> **Written problem**
Could you transcribe every record below exactly as written, leaving out any pictures?

> **Data shown**
+ + + + +
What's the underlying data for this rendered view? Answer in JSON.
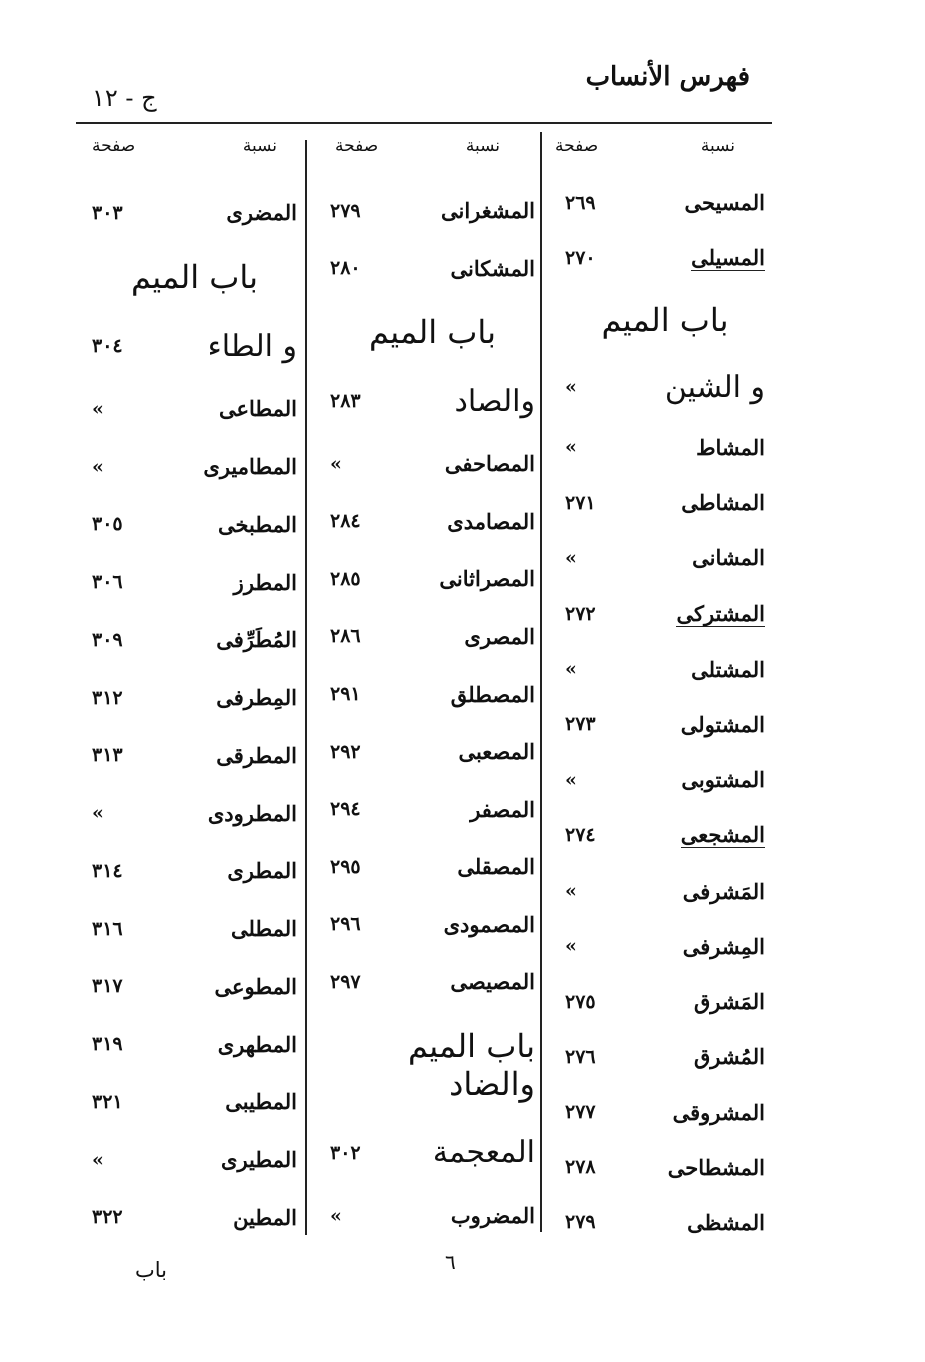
{
  "header": {
    "title": "فهرس الأنساب",
    "volume": "ج - ١٢"
  },
  "column_headers": {
    "name": "نسبة",
    "page": "صفحة"
  },
  "columns": [
    {
      "rows": [
        {
          "name": "المسيحى",
          "page": "٢٦٩"
        },
        {
          "name": "المسيلى",
          "page": "٢٧٠",
          "underline": true
        },
        {
          "name": "باب الميم",
          "heading": true
        },
        {
          "name": "و الشين",
          "page": "»",
          "heading": true
        },
        {
          "name": "المشاط",
          "page": "»"
        },
        {
          "name": "المشاطى",
          "page": "٢٧١"
        },
        {
          "name": "المشانى",
          "page": "»"
        },
        {
          "name": "المشتركى",
          "page": "٢٧٢",
          "underline": true
        },
        {
          "name": "المشتلى",
          "page": "»"
        },
        {
          "name": "المشتولى",
          "page": "٢٧٣"
        },
        {
          "name": "المشتوبى",
          "page": "»"
        },
        {
          "name": "المشجعى",
          "page": "٢٧٤",
          "underline": true
        },
        {
          "name": "المَشرفى",
          "page": "»"
        },
        {
          "name": "المِشرفى",
          "page": "»"
        },
        {
          "name": "المَشرق",
          "page": "٢٧٥"
        },
        {
          "name": "المُشرق",
          "page": "٢٧٦"
        },
        {
          "name": "المشروقى",
          "page": "٢٧٧"
        },
        {
          "name": "المشطاحى",
          "page": "٢٧٨"
        },
        {
          "name": "المشظى",
          "page": "٢٧٩"
        }
      ]
    },
    {
      "rows": [
        {
          "name": "المشغرانى",
          "page": "٢٧٩"
        },
        {
          "name": "المشكانى",
          "page": "٢٨٠"
        },
        {
          "name": "باب الميم",
          "heading": true
        },
        {
          "name": "والصاد",
          "page": "٢٨٣",
          "heading": true
        },
        {
          "name": "المصاحفى",
          "page": "»"
        },
        {
          "name": "المصامدى",
          "page": "٢٨٤"
        },
        {
          "name": "المصراثانى",
          "page": "٢٨٥"
        },
        {
          "name": "المصرى",
          "page": "٢٨٦"
        },
        {
          "name": "المصطلق",
          "page": "٢٩١"
        },
        {
          "name": "المصعبى",
          "page": "٢٩٢"
        },
        {
          "name": "المصفر",
          "page": "٢٩٤"
        },
        {
          "name": "المصقلى",
          "page": "٢٩٥"
        },
        {
          "name": "المصمودى",
          "page": "٢٩٦"
        },
        {
          "name": "المصيصى",
          "page": "٢٩٧"
        },
        {
          "name": "باب الميم والضاد",
          "heading": true
        },
        {
          "name": "المعجمة",
          "page": "٣٠٢",
          "heading": true
        },
        {
          "name": "المضروب",
          "page": "»"
        }
      ]
    },
    {
      "rows": [
        {
          "name": "المضرى",
          "page": "٣٠٣"
        },
        {
          "name": "باب الميم",
          "heading": true
        },
        {
          "name": "و الطاء",
          "page": "٣٠٤",
          "heading": true
        },
        {
          "name": "المطاعى",
          "page": "»"
        },
        {
          "name": "المطاميرى",
          "page": "»"
        },
        {
          "name": "المطبخى",
          "page": "٣٠٥"
        },
        {
          "name": "المطرز",
          "page": "٣٠٦"
        },
        {
          "name": "المُطَرِّفى",
          "page": "٣٠٩"
        },
        {
          "name": "المِطرفى",
          "page": "٣١٢"
        },
        {
          "name": "المطرقى",
          "page": "٣١٣"
        },
        {
          "name": "المطرودى",
          "page": "»"
        },
        {
          "name": "المطرى",
          "page": "٣١٤"
        },
        {
          "name": "المطلى",
          "page": "٣١٦"
        },
        {
          "name": "المطوعى",
          "page": "٣١٧"
        },
        {
          "name": "المطهرى",
          "page": "٣١٩"
        },
        {
          "name": "المطيبى",
          "page": "٣٢١"
        },
        {
          "name": "المطيرى",
          "page": "»"
        },
        {
          "name": "المطين",
          "page": "٣٢٢"
        }
      ]
    }
  ],
  "footer": {
    "page_number": "٦",
    "catchword": "باب"
  }
}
+ + + + +
> **Output of the task**
What's the underlying data for this rendered view? Answer in JSON.
{
  "header": {
    "title": "فهرس الأنساب",
    "volume": "ج - ١٢"
  },
  "column_headers": {
    "name": "نسبة",
    "page": "صفحة"
  },
  "columns": [
    {
      "rows": [
        {
          "name": "المسيحى",
          "page": "٢٦٩"
        },
        {
          "name": "المسيلى",
          "page": "٢٧٠",
          "underline": true
        },
        {
          "name": "باب الميم",
          "heading": true
        },
        {
          "name": "و الشين",
          "page": "»",
          "heading": true
        },
        {
          "name": "المشاط",
          "page": "»"
        },
        {
          "name": "المشاطى",
          "page": "٢٧١"
        },
        {
          "name": "المشانى",
          "page": "»"
        },
        {
          "name": "المشتركى",
          "page": "٢٧٢",
          "underline": true
        },
        {
          "name": "المشتلى",
          "page": "»"
        },
        {
          "name": "المشتولى",
          "page": "٢٧٣"
        },
        {
          "name": "المشتوبى",
          "page": "»"
        },
        {
          "name": "المشجعى",
          "page": "٢٧٤",
          "underline": true
        },
        {
          "name": "المَشرفى",
          "page": "»"
        },
        {
          "name": "المِشرفى",
          "page": "»"
        },
        {
          "name": "المَشرق",
          "page": "٢٧٥"
        },
        {
          "name": "المُشرق",
          "page": "٢٧٦"
        },
        {
          "name": "المشروقى",
          "page": "٢٧٧"
        },
        {
          "name": "المشطاحى",
          "page": "٢٧٨"
        },
        {
          "name": "المشظى",
          "page": "٢٧٩"
        }
      ]
    },
    {
      "rows": [
        {
          "name": "المشغرانى",
          "page": "٢٧٩"
        },
        {
          "name": "المشكانى",
          "page": "٢٨٠"
        },
        {
          "name": "باب الميم",
          "heading": true
        },
        {
          "name": "والصاد",
          "page": "٢٨٣",
          "heading": true
        },
        {
          "name": "المصاحفى",
          "page": "»"
        },
        {
          "name": "المصامدى",
          "page": "٢٨٤"
        },
        {
          "name": "المصراثانى",
          "page": "٢٨٥"
        },
        {
          "name": "المصرى",
          "page": "٢٨٦"
        },
        {
          "name": "المصطلق",
          "page": "٢٩١"
        },
        {
          "name": "المصعبى",
          "page": "٢٩٢"
        },
        {
          "name": "المصفر",
          "page": "٢٩٤"
        },
        {
          "name": "المصقلى",
          "page": "٢٩٥"
        },
        {
          "name": "المصمودى",
          "page": "٢٩٦"
        },
        {
          "name": "المصيصى",
          "page": "٢٩٧"
        },
        {
          "name": "باب الميم والضاد",
          "heading": true
        },
        {
          "name": "المعجمة",
          "page": "٣٠٢",
          "heading": true
        },
        {
          "name": "المضروب",
          "page": "»"
        }
      ]
    },
    {
      "rows": [
        {
          "name": "المضرى",
          "page": "٣٠٣"
        },
        {
          "name": "باب الميم",
          "heading": true
        },
        {
          "name": "و الطاء",
          "page": "٣٠٤",
          "heading": true
        },
        {
          "name": "المطاعى",
          "page": "»"
        },
        {
          "name": "المطاميرى",
          "page": "»"
        },
        {
          "name": "المطبخى",
          "page": "٣٠٥"
        },
        {
          "name": "المطرز",
          "page": "٣٠٦"
        },
        {
          "name": "المُطَرِّفى",
          "page": "٣٠٩"
        },
        {
          "name": "المِطرفى",
          "page": "٣١٢"
        },
        {
          "name": "المطرقى",
          "page": "٣١٣"
        },
        {
          "name": "المطرودى",
          "page": "»"
        },
        {
          "name": "المطرى",
          "page": "٣١٤"
        },
        {
          "name": "المطلى",
          "page": "٣١٦"
        },
        {
          "name": "المطوعى",
          "page": "٣١٧"
        },
        {
          "name": "المطهرى",
          "page": "٣١٩"
        },
        {
          "name": "المطيبى",
          "page": "٣٢١"
        },
        {
          "name": "المطيرى",
          "page": "»"
        },
        {
          "name": "المطين",
          "page": "٣٢٢"
        }
      ]
    }
  ],
  "footer": {
    "page_number": "٦",
    "catchword": "باب"
  }
}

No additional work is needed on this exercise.